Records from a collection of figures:
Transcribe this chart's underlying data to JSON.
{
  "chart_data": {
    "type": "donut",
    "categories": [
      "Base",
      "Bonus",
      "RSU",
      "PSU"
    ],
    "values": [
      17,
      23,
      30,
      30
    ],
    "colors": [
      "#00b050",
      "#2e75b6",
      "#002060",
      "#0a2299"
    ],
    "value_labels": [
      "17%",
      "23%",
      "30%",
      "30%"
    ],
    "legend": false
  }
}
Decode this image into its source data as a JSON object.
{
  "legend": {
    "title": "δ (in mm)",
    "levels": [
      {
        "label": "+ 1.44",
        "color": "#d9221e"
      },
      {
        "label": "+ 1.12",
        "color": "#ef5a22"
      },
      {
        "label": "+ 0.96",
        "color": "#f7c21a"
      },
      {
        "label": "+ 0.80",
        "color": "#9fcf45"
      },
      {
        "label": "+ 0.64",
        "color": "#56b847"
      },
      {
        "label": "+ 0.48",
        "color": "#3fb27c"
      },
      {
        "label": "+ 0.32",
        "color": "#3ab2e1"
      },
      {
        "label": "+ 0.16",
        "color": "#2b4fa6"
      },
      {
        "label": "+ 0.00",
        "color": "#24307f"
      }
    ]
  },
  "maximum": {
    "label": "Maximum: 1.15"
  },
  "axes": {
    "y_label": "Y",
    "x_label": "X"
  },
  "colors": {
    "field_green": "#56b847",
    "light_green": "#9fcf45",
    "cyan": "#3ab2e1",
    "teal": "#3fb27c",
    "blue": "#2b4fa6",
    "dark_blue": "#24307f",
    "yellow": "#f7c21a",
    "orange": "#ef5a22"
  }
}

[Your objective] Return every entry verbatim.

[Exercise result]
Transcribe this chart's underlying data to JSON.
{
  "chart_data": {
    "type": "donut",
    "categories": [
      "Base",
      "Bonus",
      "RSU",
      "PSU"
    ],
    "values": [
      17,
      23,
      30,
      30
    ],
    "colors": [
      "#00b050",
      "#2e75b6",
      "#002060",
      "#0a2299"
    ],
    "value_labels": [
      "17%",
      "23%",
      "30%",
      "30%"
    ],
    "legend": false
  }
}
Decode this image into its source data as a JSON object.
{
  "legend": {
    "title": "δ (in mm)",
    "levels": [
      {
        "label": "+ 1.44",
        "color": "#d9221e"
      },
      {
        "label": "+ 1.12",
        "color": "#ef5a22"
      },
      {
        "label": "+ 0.96",
        "color": "#f7c21a"
      },
      {
        "label": "+ 0.80",
        "color": "#9fcf45"
      },
      {
        "label": "+ 0.64",
        "color": "#56b847"
      },
      {
        "label": "+ 0.48",
        "color": "#3fb27c"
      },
      {
        "label": "+ 0.32",
        "color": "#3ab2e1"
      },
      {
        "label": "+ 0.16",
        "color": "#2b4fa6"
      },
      {
        "label": "+ 0.00",
        "color": "#24307f"
      }
    ]
  },
  "maximum": {
    "label": "Maximum: 1.15"
  },
  "axes": {
    "y_label": "Y",
    "x_label": "X"
  },
  "colors": {
    "field_green": "#56b847",
    "light_green": "#9fcf45",
    "cyan": "#3ab2e1",
    "teal": "#3fb27c",
    "blue": "#2b4fa6",
    "dark_blue": "#24307f",
    "yellow": "#f7c21a",
    "orange": "#ef5a22"
  }
}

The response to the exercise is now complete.